# Material for this task:
****************************************
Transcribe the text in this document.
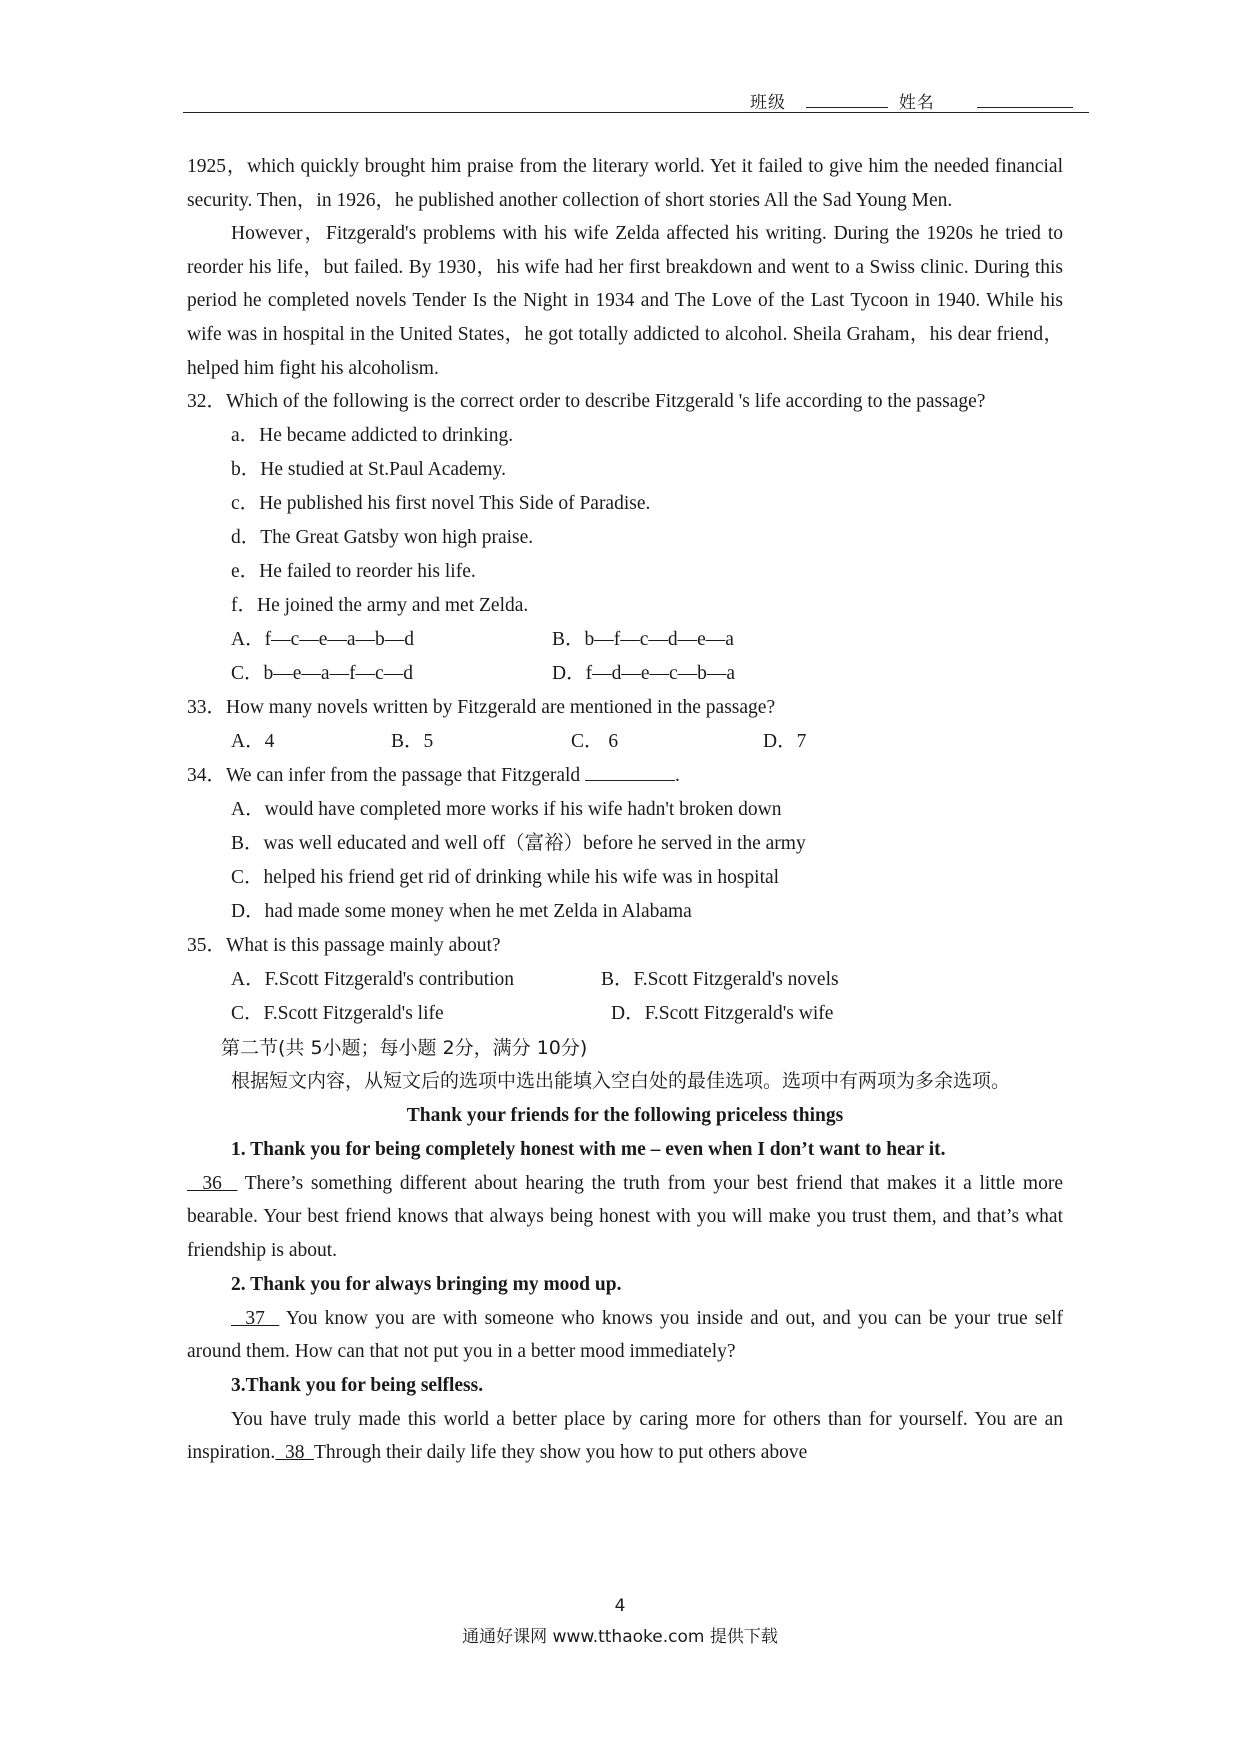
班级	姓名

1925，which quickly brought him praise from the literary world. Yet it failed to give him the needed financial security. Then，in 1926，he published another collection of short stories All the Sad Young Men.

However，Fitzgerald's problems with his wife Zelda affected his writing. During the 1920s he tried to reorder his life，but failed. By 1930，his wife had her first breakdown and went to a Swiss clinic. During this period he completed novels Tender Is the Night in 1934 and The Love of the Last Tycoon in 1940. While his wife was in hospital in the United States，he got totally addicted to alcohol. Sheila Graham，his dear friend，helped him fight his alcoholism.

32．Which of the following is the correct order to describe Fitzgerald 's life according to the passage?

a．He became addicted to drinking.

b．He studied at St.Paul Academy.

c．He published his first novel This Side of Paradise.

d．The Great Gatsby won high praise.

e．He failed to reorder his life.

f．He joined the army and met Zelda.

A．f—c—e—a—b—d	B．b—f—c—d—e—a
C．b—e—a—f—c—d	D．f—d—e—c—b—a

33．How many novels written by Fitzgerald are mentioned in the passage?

A．4	B．5	C． 6	D．7

34．We can infer from the passage that Fitzgerald	.

A．would have completed more works if his wife hadn't broken down

B．was well educated and well off（富裕）before he served in the army

C．helped his friend get rid of drinking while his wife was in hospital

D．had made some money when he met Zelda in Alabama

35．What is this passage mainly about?

A．F.Scott Fitzgerald's contribution	B．F.Scott Fitzgerald's novels
C．F.Scott Fitzgerald's life	D．F.Scott Fitzgerald's wife

第二节(共 5小题；每小题 2分，满分 10分)

根据短文内容，从短文后的选项中选出能填入空白处的最佳选项。选项中有两项为多余选项。

Thank your friends for the following priceless things

1. Thank you for being completely honest with me – even when I don’t want to hear it.

36   There’s something different about hearing the truth from your best friend that makes it a little more bearable. Your best friend knows that always being honest with you will make you trust them, and that’s what friendship is about.

2. Thank you for always bringing my mood up.

37   You know you are with someone who knows you inside and out, and you can be your true self around them. How can that not put you in a better mood immediately?

3.Thank you for being selfless.

You have truly made this world a better place by caring more for others than for yourself. You are an inspiration.  38  Through their daily life they show you how to put others above

4
通通好课网 www.tthaoke.com 提供下载
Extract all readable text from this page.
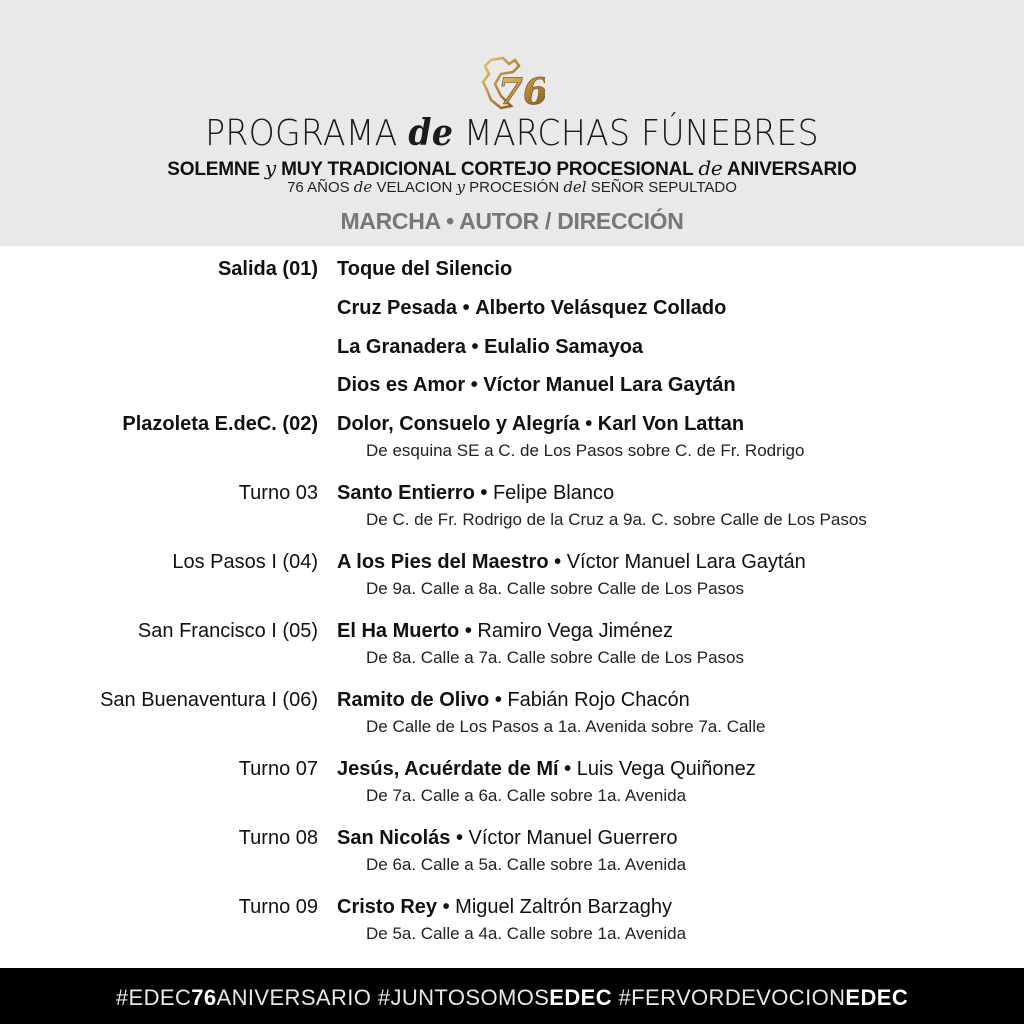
76
PROGRAMA de MARCHAS FÚNEBRES
SOLEMNE y MUY TRADICIONAL CORTEJO PROCESIONAL de ANIVERSARIO
76 AÑOS de VELACION y PROCESIÓN del SEÑOR SEPULTADO
MARCHA • AUTOR / DIRECCIÓN
Salida (01) Toque del Silencio
Cruz Pesada • Alberto Velásquez Collado
La Granadera • Eulalio Samayoa
Dios es Amor • Víctor Manuel Lara Gaytán
Plazoleta E.deC. (02) Dolor, Consuelo y Alegría • Karl Von Lattan
De esquina SE a C. de Los Pasos sobre C. de Fr. Rodrigo
Turno 03 Santo Entierro • Felipe Blanco
De C. de Fr. Rodrigo de la Cruz a 9a. C. sobre Calle de Los Pasos
Los Pasos I (04) A los Pies del Maestro • Víctor Manuel Lara Gaytán
De 9a. Calle a 8a. Calle sobre Calle de Los Pasos
San Francisco I (05) El Ha Muerto • Ramiro Vega Jiménez
De 8a. Calle a 7a. Calle sobre Calle de Los Pasos
San Buenaventura I (06) Ramito de Olivo • Fabián Rojo Chacón
De Calle de Los Pasos a 1a. Avenida sobre 7a. Calle
Turno 07 Jesús, Acuérdate de Mí • Luis Vega Quiñonez
De 7a. Calle a 6a. Calle sobre 1a. Avenida
Turno 08 San Nicolás • Víctor Manuel Guerrero
De 6a. Calle a 5a. Calle sobre 1a. Avenida
Turno 09 Cristo Rey • Miguel Zaltrón Barzaghy
De 5a. Calle a 4a. Calle sobre 1a. Avenida
#EDEC76ANIVERSARIO #JUNTOSOMOSEDEC #FERVORDEVOCIONEDEC
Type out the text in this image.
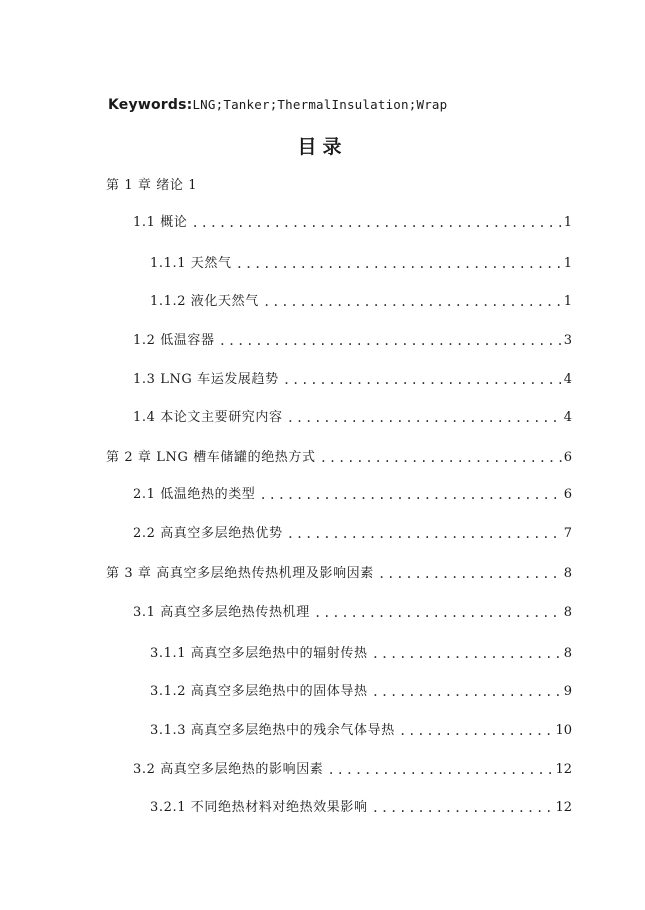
Keywords:LNG;Tanker;ThermalInsulation;Wrap
目录
第 1 章 绪论 1
1.1 概论 .....	1
1.1.1 天然气 .....	1
1.1.2 液化天然气 .....	1
1.2 低温容器 .....	3
1.3 LNG 车运发展趋势 .....	4
1.4 本论文主要研究内容 .....	4
第 2 章 LNG 槽车储罐的绝热方式 .....	6
2.1 低温绝热的类型 .....	6
2.2 高真空多层绝热优势 .....	7
第 3 章 高真空多层绝热传热机理及影响因素 .....	8
3.1 高真空多层绝热传热机理 .....	8
3.1.1 高真空多层绝热中的辐射传热 .....	8
3.1.2 高真空多层绝热中的固体导热 .....	9
3.1.3 高真空多层绝热中的残余气体导热 .....	10
3.2 高真空多层绝热的影响因素 .....	12
3.2.1 不同绝热材料对绝热效果影响 .....	12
****************************************
Write out every entry again word for word, without any of the pictures.

Transcribe the text in this document.
班级	姓名

1925，which quickly brought him praise from the literary world. Yet it failed to give him the needed financial security. Then，in 1926，he published another collection of short stories All the Sad Young Men.

However，Fitzgerald's problems with his wife Zelda affected his writing. During the 1920s he tried to reorder his life，but failed. By 1930，his wife had her first breakdown and went to a Swiss clinic. During this period he completed novels Tender Is the Night in 1934 and The Love of the Last Tycoon in 1940. While his wife was in hospital in the United States，he got totally addicted to alcohol. Sheila Graham，his dear friend，helped him fight his alcoholism.

32．Which of the following is the correct order to describe Fitzgerald 's life according to the passage?

a．He became addicted to drinking.

b．He studied at St.Paul Academy.

c．He published his first novel This Side of Paradise.

d．The Great Gatsby won high praise.

e．He failed to reorder his life.

f．He joined the army and met Zelda.

A．f—c—e—a—b—d	B．b—f—c—d—e—a
C．b—e—a—f—c—d	D．f—d—e—c—b—a

33．How many novels written by Fitzgerald are mentioned in the passage?

A．4	B．5	C． 6	D．7

34．We can infer from the passage that Fitzgerald	.

A．would have completed more works if his wife hadn't broken down

B．was well educated and well off（富裕）before he served in the army

C．helped his friend get rid of drinking while his wife was in hospital

D．had made some money when he met Zelda in Alabama

35．What is this passage mainly about?

A．F.Scott Fitzgerald's contribution	B．F.Scott Fitzgerald's novels
C．F.Scott Fitzgerald's life	D．F.Scott Fitzgerald's wife

第二节(共 5小题；每小题 2分，满分 10分)

根据短文内容，从短文后的选项中选出能填入空白处的最佳选项。选项中有两项为多余选项。

Thank your friends for the following priceless things

1. Thank you for being completely honest with me – even when I don’t want to hear it.

36   There’s something different about hearing the truth from your best friend that makes it a little more bearable. Your best friend knows that always being honest with you will make you trust them, and that’s what friendship is about.

2. Thank you for always bringing my mood up.

37   You know you are with someone who knows you inside and out, and you can be your true self around them. How can that not put you in a better mood immediately?

3.Thank you for being selfless.

You have truly made this world a better place by caring more for others than for yourself. You are an inspiration.  38  Through their daily life they show you how to put others above

4
通通好课网 www.tthaoke.com 提供下载
Extract all readable text from this page.
76
PROGRAMA de MARCHAS FÚNEBRES
SOLEMNE y MUY TRADICIONAL CORTEJO PROCESIONAL de ANIVERSARIO
76 AÑOS de VELACION y PROCESIÓN del SEÑOR SEPULTADO
MARCHA • AUTOR / DIRECCIÓN
Salida (01) Toque del Silencio
Cruz Pesada • Alberto Velásquez Collado
La Granadera • Eulalio Samayoa
Dios es Amor • Víctor Manuel Lara Gaytán
Plazoleta E.deC. (02) Dolor, Consuelo y Alegría • Karl Von Lattan
De esquina SE a C. de Los Pasos sobre C. de Fr. Rodrigo
Turno 03 Santo Entierro • Felipe Blanco
De C. de Fr. Rodrigo de la Cruz a 9a. C. sobre Calle de Los Pasos
Los Pasos I (04) A los Pies del Maestro • Víctor Manuel Lara Gaytán
De 9a. Calle a 8a. Calle sobre Calle de Los Pasos
San Francisco I (05) El Ha Muerto • Ramiro Vega Jiménez
De 8a. Calle a 7a. Calle sobre Calle de Los Pasos
San Buenaventura I (06) Ramito de Olivo • Fabián Rojo Chacón
De Calle de Los Pasos a 1a. Avenida sobre 7a. Calle
Turno 07 Jesús, Acuérdate de Mí • Luis Vega Quiñonez
De 7a. Calle a 6a. Calle sobre 1a. Avenida
Turno 08 San Nicolás • Víctor Manuel Guerrero
De 6a. Calle a 5a. Calle sobre 1a. Avenida
Turno 09 Cristo Rey • Miguel Zaltrón Barzaghy
De 5a. Calle a 4a. Calle sobre 1a. Avenida
#EDEC76ANIVERSARIO #JUNTOSOMOSEDEC #FERVORDEVOCIONEDEC
Type out the text in this image.
Keywords:LNG;Tanker;ThermalInsulation;Wrap
目录
第 1 章 绪论 1
1.1 概论 .....	1
1.1.1 天然气 .....	1
1.1.2 液化天然气 .....	1
1.2 低温容器 .....	3
1.3 LNG 车运发展趋势 .....	4
1.4 本论文主要研究内容 .....	4
第 2 章 LNG 槽车储罐的绝热方式 .....	6
2.1 低温绝热的类型 .....	6
2.2 高真空多层绝热优势 .....	7
第 3 章 高真空多层绝热传热机理及影响因素 .....	8
3.1 高真空多层绝热传热机理 .....	8
3.1.1 高真空多层绝热中的辐射传热 .....	8
3.1.2 高真空多层绝热中的固体导热 .....	9
3.1.3 高真空多层绝热中的残余气体导热 .....	10
3.2 高真空多层绝热的影响因素 .....	12
3.2.1 不同绝热材料对绝热效果影响 .....	12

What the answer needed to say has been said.